- **Objective**
Provide the data again in its entirety, exactly as given.

[Data entries]
"""

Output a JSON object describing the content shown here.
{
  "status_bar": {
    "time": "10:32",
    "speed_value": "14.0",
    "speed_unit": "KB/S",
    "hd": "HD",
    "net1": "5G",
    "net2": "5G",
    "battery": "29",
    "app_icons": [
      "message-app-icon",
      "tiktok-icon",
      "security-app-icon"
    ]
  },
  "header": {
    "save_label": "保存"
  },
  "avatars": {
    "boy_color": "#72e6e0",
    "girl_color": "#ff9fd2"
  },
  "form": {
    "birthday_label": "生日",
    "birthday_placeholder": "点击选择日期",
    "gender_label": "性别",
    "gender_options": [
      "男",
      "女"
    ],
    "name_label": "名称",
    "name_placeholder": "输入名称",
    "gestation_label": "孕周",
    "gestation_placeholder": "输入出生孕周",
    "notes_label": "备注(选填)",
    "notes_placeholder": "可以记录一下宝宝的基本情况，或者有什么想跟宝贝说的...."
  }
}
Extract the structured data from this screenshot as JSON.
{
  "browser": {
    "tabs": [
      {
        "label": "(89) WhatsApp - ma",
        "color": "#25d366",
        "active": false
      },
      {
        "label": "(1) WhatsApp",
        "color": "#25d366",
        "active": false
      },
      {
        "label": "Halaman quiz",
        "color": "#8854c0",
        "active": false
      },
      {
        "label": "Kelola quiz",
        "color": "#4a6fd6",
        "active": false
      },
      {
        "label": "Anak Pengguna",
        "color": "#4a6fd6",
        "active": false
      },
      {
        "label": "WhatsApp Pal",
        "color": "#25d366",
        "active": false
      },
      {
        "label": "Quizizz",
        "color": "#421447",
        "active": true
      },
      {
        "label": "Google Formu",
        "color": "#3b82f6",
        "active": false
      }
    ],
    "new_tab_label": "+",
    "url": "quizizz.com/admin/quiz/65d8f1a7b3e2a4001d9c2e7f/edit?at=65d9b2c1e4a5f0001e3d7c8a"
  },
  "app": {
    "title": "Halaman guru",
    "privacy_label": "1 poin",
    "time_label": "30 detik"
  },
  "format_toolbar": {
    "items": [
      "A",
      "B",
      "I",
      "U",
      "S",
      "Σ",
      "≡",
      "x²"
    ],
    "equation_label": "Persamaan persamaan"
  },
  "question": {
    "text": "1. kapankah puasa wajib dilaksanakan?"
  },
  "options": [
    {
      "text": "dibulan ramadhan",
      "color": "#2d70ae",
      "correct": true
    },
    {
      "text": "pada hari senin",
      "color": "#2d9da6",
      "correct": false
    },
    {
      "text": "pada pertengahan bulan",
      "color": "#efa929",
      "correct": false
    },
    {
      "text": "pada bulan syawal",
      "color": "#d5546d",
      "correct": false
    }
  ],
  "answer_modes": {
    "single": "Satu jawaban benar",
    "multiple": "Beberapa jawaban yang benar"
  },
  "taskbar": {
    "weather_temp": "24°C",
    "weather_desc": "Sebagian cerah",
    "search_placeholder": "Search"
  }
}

"""

- **In response**
Output a JSON object describing the content shown here.
{
  "status_bar": {
    "time": "10:32",
    "speed_value": "14.0",
    "speed_unit": "KB/S",
    "hd": "HD",
    "net1": "5G",
    "net2": "5G",
    "battery": "29",
    "app_icons": [
      "message-app-icon",
      "tiktok-icon",
      "security-app-icon"
    ]
  },
  "header": {
    "save_label": "保存"
  },
  "avatars": {
    "boy_color": "#72e6e0",
    "girl_color": "#ff9fd2"
  },
  "form": {
    "birthday_label": "生日",
    "birthday_placeholder": "点击选择日期",
    "gender_label": "性别",
    "gender_options": [
      "男",
      "女"
    ],
    "name_label": "名称",
    "name_placeholder": "输入名称",
    "gestation_label": "孕周",
    "gestation_placeholder": "输入出生孕周",
    "notes_label": "备注(选填)",
    "notes_placeholder": "可以记录一下宝宝的基本情况，或者有什么想跟宝贝说的...."
  }
}
Extract the structured data from this screenshot as JSON.
{
  "browser": {
    "tabs": [
      {
        "label": "(89) WhatsApp - ma",
        "color": "#25d366",
        "active": false
      },
      {
        "label": "(1) WhatsApp",
        "color": "#25d366",
        "active": false
      },
      {
        "label": "Halaman quiz",
        "color": "#8854c0",
        "active": false
      },
      {
        "label": "Kelola quiz",
        "color": "#4a6fd6",
        "active": false
      },
      {
        "label": "Anak Pengguna",
        "color": "#4a6fd6",
        "active": false
      },
      {
        "label": "WhatsApp Pal",
        "color": "#25d366",
        "active": false
      },
      {
        "label": "Quizizz",
        "color": "#421447",
        "active": true
      },
      {
        "label": "Google Formu",
        "color": "#3b82f6",
        "active": false
      }
    ],
    "new_tab_label": "+",
    "url": "quizizz.com/admin/quiz/65d8f1a7b3e2a4001d9c2e7f/edit?at=65d9b2c1e4a5f0001e3d7c8a"
  },
  "app": {
    "title": "Halaman guru",
    "privacy_label": "1 poin",
    "time_label": "30 detik"
  },
  "format_toolbar": {
    "items": [
      "A",
      "B",
      "I",
      "U",
      "S",
      "Σ",
      "≡",
      "x²"
    ],
    "equation_label": "Persamaan persamaan"
  },
  "question": {
    "text": "1. kapankah puasa wajib dilaksanakan?"
  },
  "options": [
    {
      "text": "dibulan ramadhan",
      "color": "#2d70ae",
      "correct": true
    },
    {
      "text": "pada hari senin",
      "color": "#2d9da6",
      "correct": false
    },
    {
      "text": "pada pertengahan bulan",
      "color": "#efa929",
      "correct": false
    },
    {
      "text": "pada bulan syawal",
      "color": "#d5546d",
      "correct": false
    }
  ],
  "answer_modes": {
    "single": "Satu jawaban benar",
    "multiple": "Beberapa jawaban yang benar"
  },
  "taskbar": {
    "weather_temp": "24°C",
    "weather_desc": "Sebagian cerah",
    "search_placeholder": "Search"
  }
}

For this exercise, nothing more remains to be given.